Written instruction: Output each entry exactly; skip nothing.
— Start Exercise inputs —
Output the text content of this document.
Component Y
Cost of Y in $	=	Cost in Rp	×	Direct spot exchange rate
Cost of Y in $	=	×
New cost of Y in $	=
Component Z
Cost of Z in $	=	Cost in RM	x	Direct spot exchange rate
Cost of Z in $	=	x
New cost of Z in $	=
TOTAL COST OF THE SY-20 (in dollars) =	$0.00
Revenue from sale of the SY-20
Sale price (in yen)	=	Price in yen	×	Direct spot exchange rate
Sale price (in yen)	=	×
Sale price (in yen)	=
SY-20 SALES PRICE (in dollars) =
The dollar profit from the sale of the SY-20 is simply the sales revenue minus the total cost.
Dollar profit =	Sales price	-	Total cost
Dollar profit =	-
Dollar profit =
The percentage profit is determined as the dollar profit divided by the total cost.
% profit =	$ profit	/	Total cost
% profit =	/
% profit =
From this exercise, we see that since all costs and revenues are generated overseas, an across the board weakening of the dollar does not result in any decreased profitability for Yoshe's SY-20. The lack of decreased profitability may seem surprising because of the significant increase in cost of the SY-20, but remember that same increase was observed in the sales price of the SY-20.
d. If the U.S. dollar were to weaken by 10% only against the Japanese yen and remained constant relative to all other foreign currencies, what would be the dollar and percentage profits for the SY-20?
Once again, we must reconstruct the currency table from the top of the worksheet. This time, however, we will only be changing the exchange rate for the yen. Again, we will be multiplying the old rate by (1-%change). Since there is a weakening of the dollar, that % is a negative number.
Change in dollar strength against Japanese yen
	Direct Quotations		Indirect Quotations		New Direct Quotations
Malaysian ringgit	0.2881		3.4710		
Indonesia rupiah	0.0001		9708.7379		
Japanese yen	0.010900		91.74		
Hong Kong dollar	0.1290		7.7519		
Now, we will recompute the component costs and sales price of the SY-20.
— End Exercise inputs —
Task answer:
Output the text content of this document.
Component Y
Cost of Y in $	=	Cost in Rp	×	Direct spot exchange rate
Cost of Y in $	=	×
New cost of Y in $	=
Component Z
Cost of Z in $	=	Cost in RM	x	Direct spot exchange rate
Cost of Z in $	=	x
New cost of Z in $	=
TOTAL COST OF THE SY-20 (in dollars) =	$0.00
Revenue from sale of the SY-20
Sale price (in yen)	=	Price in yen	×	Direct spot exchange rate
Sale price (in yen)	=	×
Sale price (in yen)	=
SY-20 SALES PRICE (in dollars) =
The dollar profit from the sale of the SY-20 is simply the sales revenue minus the total cost.
Dollar profit =	Sales price	-	Total cost
Dollar profit =	-
Dollar profit =
The percentage profit is determined as the dollar profit divided by the total cost.
% profit =	$ profit	/	Total cost
% profit =	/
% profit =
From this exercise, we see that since all costs and revenues are generated overseas, an across the board weakening of the dollar does not result in any decreased profitability for Yoshe's SY-20. The lack of decreased profitability may seem surprising because of the significant increase in cost of the SY-20, but remember that same increase was observed in the sales price of the SY-20.
d. If the U.S. dollar were to weaken by 10% only against the Japanese yen and remained constant relative to all other foreign currencies, what would be the dollar and percentage profits for the SY-20?
Once again, we must reconstruct the currency table from the top of the worksheet. This time, however, we will only be changing the exchange rate for the yen. Again, we will be multiplying the old rate by (1-%change). Since there is a weakening of the dollar, that % is a negative number.
Change in dollar strength against Japanese yen
	Direct Quotations		Indirect Quotations		New Direct Quotations
Malaysian ringgit	0.2881		3.4710		
Indonesia rupiah	0.0001		9708.7379		
Japanese yen	0.010900		91.74		
Hong Kong dollar	0.1290		7.7519		
Now, we will recompute the component costs and sales price of the SY-20.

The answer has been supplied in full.